**STATED EXERCISE**:
Read the records and gather each line that includes "data".

━━━

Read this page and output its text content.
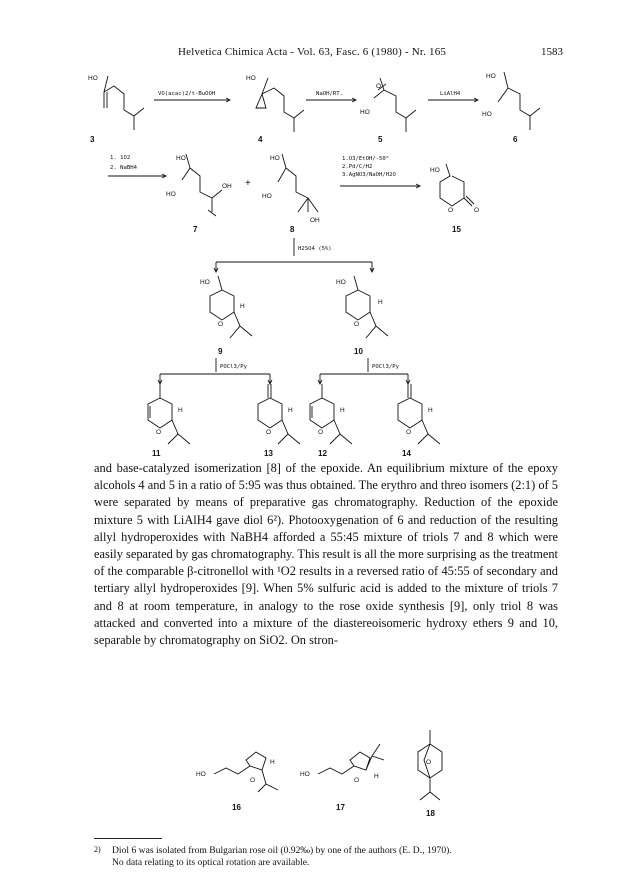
Helvetica Chimica Acta - Vol. 63, Fasc. 6 (1980) - Nr. 165	1583
HO
3
VO(acac)2/t-BuOOH
HO
4
NaOH/RT.
O
HO
5
LiAlH4
HO
HO
6
1. 1O2
2. NaBH4
HO
HO
OH
7
+
HO
HO
OH
8
1.O3/EtOH/-50°
2.Pd/C/H2
3.AgNO3/NaOH/H2O
HO
O	O
15
H2SO4 (5%)
HO
O
H
9
HO
O
H
10
POCl3/Py	POCl3/Py
O
H
11
O
H
13
O
H
12
O
H
14

and base-catalyzed isomerization [8] of the epoxide. An equilibrium mixture of the epoxy alcohols 4 and 5 in a ratio of 5:95 was thus obtained. The erythro and threo isomers (2:1) of 5 were separated by means of preparative gas chromatography. Reduction of the epoxide mixture 5 with LiAlH4 gave diol 6²). Photooxygenation of 6 and reduction of the resulting allyl hydroperoxides with NaBH4 afforded a 55:45 mixture of triols 7 and 8 which were easily separated by gas chromatography. This result is all the more surprising as the treatment of the comparable β-citronellol with ¹O2 results in a reversed ratio of 45:55 of secondary and tertiary allyl hydroperoxides [9]. When 5% sulfuric acid is added to the mixture of triols 7 and 8 at room temperature, in analogy to the rose oxide synthesis [9], only triol 8 was attacked and converted into a mixture of the diastereoisomeric hydroxy ethers 9 and 10, separable by chromatography on SiO2. On stron-

HO
O
H
16
HO
O
H
17
O
18
2)	Diol 6 was isolated from Bulgarian rose oil (0.92‰) by one of the authors (E. D., 1970).
No data relating to its optical rotation are available.
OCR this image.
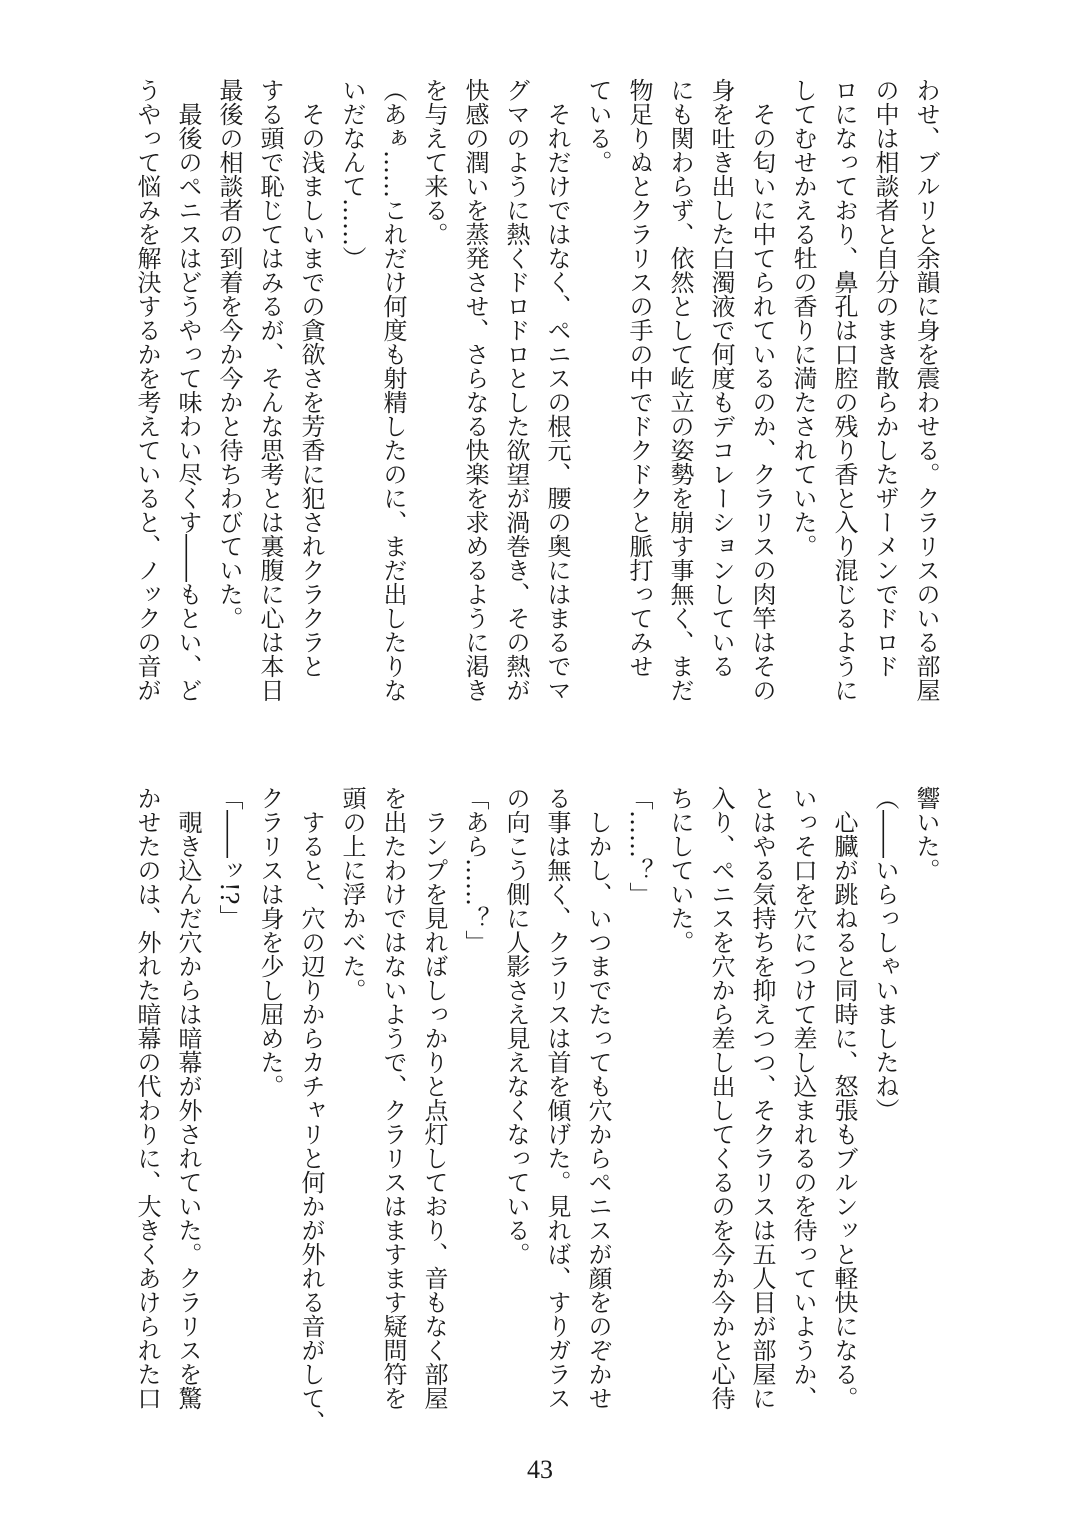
わせ、ブルリと余韻に身を震わせる。クラリスのいる部屋
の中は相談者と自分のまき散らかしたザーメンでドロド
ロになっており、鼻孔は口腔の残り香と入り混じるように
してむせかえる牡の香りに満たされていた。
　その匂いに中てられているのか、クラリスの肉竿はその
身を吐き出した白濁液で何度もデコレーションしている
にも関わらず、依然として屹立の姿勢を崩す事無く、まだ
物足りぬとクラリスの手の中でドクドクと脈打ってみせ
ている。
　それだけではなく、ペニスの根元、腰の奥にはまるでマ
グマのように熱くドロドロとした欲望が渦巻き、その熱が
快感の潤いを蒸発させ、さらなる快楽を求めるように渇き
を与えて来る。
（あぁ……これだけ何度も射精したのに、まだ出したりな
いだなんて……）
　その浅ましいまでの貪欲さを芳香に犯されクラクラと
する頭で恥じてはみるが、そんな思考とは裏腹に心は本日
最後の相談者の到着を今か今かと待ちわびていた。
　最後のペニスはどうやって味わい尽くす――もとい、ど
うやって悩みを解決するかを考えていると、ノックの音が
響いた。
（――いらっしゃいましたね）
　心臓が跳ねると同時に、怒張もブルンッと軽快になる。
いっそ口を穴につけて差し込まれるのを待っていようか、
とはやる気持ちを抑えつつ、そクラリスは五人目が部屋に
入り、ペニスを穴から差し出してくるのを今か今かと心待
ちにしていた。
「……？」
　しかし、いつまでたっても穴からペニスが顔をのぞかせ
る事は無く、クラリスは首を傾げた。見れば、すりガラス
の向こう側に人影さえ見えなくなっている。
「あら……？」
　ランプを見ればしっかりと点灯しており、音もなく部屋
を出たわけではないようで、クラリスはますます疑問符を
頭の上に浮かべた。
　すると、穴の辺りからカチャリと何かが外れる音がして、
クラリスは身を少し屈めた。
「――ッ!?」
　覗き込んだ穴からは暗幕が外されていた。クラリスを驚
かせたのは、外れた暗幕の代わりに、大きくあけられた口
43
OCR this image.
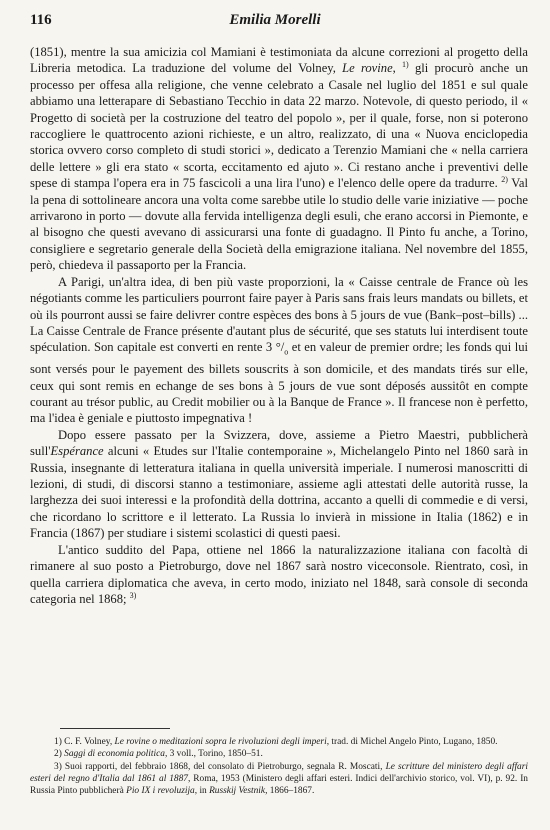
116	Emilia Morelli

(1851), mentre la sua amicizia col Mamiani è testimoniata da alcune correzioni al progetto della Libreria metodica. La traduzione del volume del Volney, Le rovine, $^{1)}$ gli procurò anche un processo per offesa alla religione, che venne celebrato a Casale nel luglio del 1851 e sul quale abbiamo una letterapare di Sebastiano Tecchio in data 22 marzo. Notevole, di questo periodo, il « Progetto di società per la costruzione del teatro del popolo », per il quale, forse, non si poterono raccogliere le quattrocento azioni richieste, e un altro, realizzato, di una « Nuova enciclopedia storica ovvero corso completo di studi storici », dedicato a Terenzio Mamiani che « nella carriera delle lettere » gli era stato « scorta, eccitamento ed ajuto ». Ci restano anche i preventivi delle spese di stampa l'opera era in 75 fascicoli a una lira l'uno) e l'elenco delle opere da tradurre. $^{2)}$ Val la pena di sottolineare ancora una volta come sarebbe utile lo studio delle varie iniziative — poche arrivarono in porto — dovute alla fervida intelligenza degli esuli, che erano accorsi in Piemonte, e al bisogno che questi avevano di assicurarsi una fonte di guadagno. Il Pinto fu anche, a Torino, consigliere e segretario generale della Società della emigrazione italiana. Nel novembre del 1855, però, chiedeva il passaporto per la Francia.

A Parigi, un'altra idea, di ben più vaste proporzioni, la « Caisse centrale de France où les négotiants comme les particuliers pourront faire payer à Paris sans frais leurs mandats ou billets, et où ils pourront aussi se faire delivrer contre espèces des bons à 5 jours de vue (Bank–post–bills) ... La Caisse Centrale de France présente d'autant plus de sécurité, que ses statuts lui interdisent toute spéculation. Son capitale est converti en rente 3 $^\circ/_o$ et en valeur de premier ordre; les fonds qui lui sont versés pour le payement des billets souscrits à son domicile, et des mandats tirés sur elle, ceux qui sont remis en echange de ses bons à 5 jours de vue sont déposés aussitôt en compte courant au trésor public, au Credit mobilier ou à la Banque de France ». Il francese non è perfetto, ma l'idea è geniale e piuttosto impegnativa !

Dopo essere passato per la Svizzera, dove, assieme a Pietro Maestri, pubblicherà sull'Espérance alcuni « Etudes sur l'Italie contemporaine », Michelangelo Pinto nel 1860 sarà in Russia, insegnante di letteratura italiana in quella università imperiale. I numerosi manoscritti di lezioni, di studi, di discorsi stanno a testimoniare, assieme agli attestati delle autorità russe, la larghezza dei suoi interessi e la profondità della dottrina, accanto a quelli di commedie e di versi, che ricordano lo scrittore e il letterato. La Russia lo invierà in missione in Italia (1862) e in Francia (1867) per studiare i sistemi scolastici di questi paesi.

L'antico suddito del Papa, ottiene nel 1866 la naturalizzazione italiana con facoltà di rimanere al suo posto a Pietroburgo, dove nel 1867 sarà nostro viceconsole. Rientrato, così, in quella carriera diplomatica che aveva, in certo modo, iniziato nel 1848, sarà console di seconda categoria nel 1868; $^{3)}$

1) C. F. Volney, Le rovine o meditazioni sopra le rivoluzioni degli imperi, trad. di Michel Angelo Pinto, Lugano, 1850.

2) Saggi di economia politica, 3 voll., Torino, 1850–51.

3) Suoi rapporti, del febbraio 1868, del consolato di Pietroburgo, segnala R. Moscati, Le scritture del ministero degli affari esteri del regno d'Italia dal 1861 al 1887, Roma, 1953 (Ministero degli affari esteri. Indici dell'archivio storico, vol. VI), p. 92. In Russia Pinto pubblicherà Pio IX i revoluzija, in Russkij Vestnik, 1866–1867.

━━━

**FULL RESPONSE**:
No data relating to its optical rotation are available.
(1851), mentre la sua amicizia col Mamiani è testimoniata da alcune correzioni al progetto della Libreria metodica. La traduzione del volume del Volney, Le rovine, $^{1)}$ gli procurò anche un processo per offesa alla religione, che venne celebrato a Casale nel luglio del 1851 e sul quale abbiamo una letterapare di Sebastiano Tecchio in data 22 marzo. Notevole, di questo periodo, il « Progetto di società per la costruzione del teatro del popolo », per il quale, forse, non si poterono raccogliere le quattrocento azioni richieste, e un altro, realizzato, di una « Nuova enciclopedia storica ovvero corso completo di studi storici », dedicato a Terenzio Mamiani che « nella carriera delle lettere » gli era stato « scorta, eccitamento ed ajuto ». Ci restano anche i preventivi delle spese di stampa l'opera era in 75 fascicoli a una lira l'uno) e l'elenco delle opere da tradurre. $^{2)}$ Val la pena di sottolineare ancora una volta come sarebbe utile lo studio delle varie iniziative — poche arrivarono in porto — dovute alla fervida intelligenza degli esuli, che erano accorsi in Piemonte, e al bisogno che questi avevano di assicurarsi una fonte di guadagno. Il Pinto fu anche, a Torino, consigliere e segretario generale della Società della emigrazione italiana. Nel novembre del 1855, però, chiedeva il passaporto per la Francia.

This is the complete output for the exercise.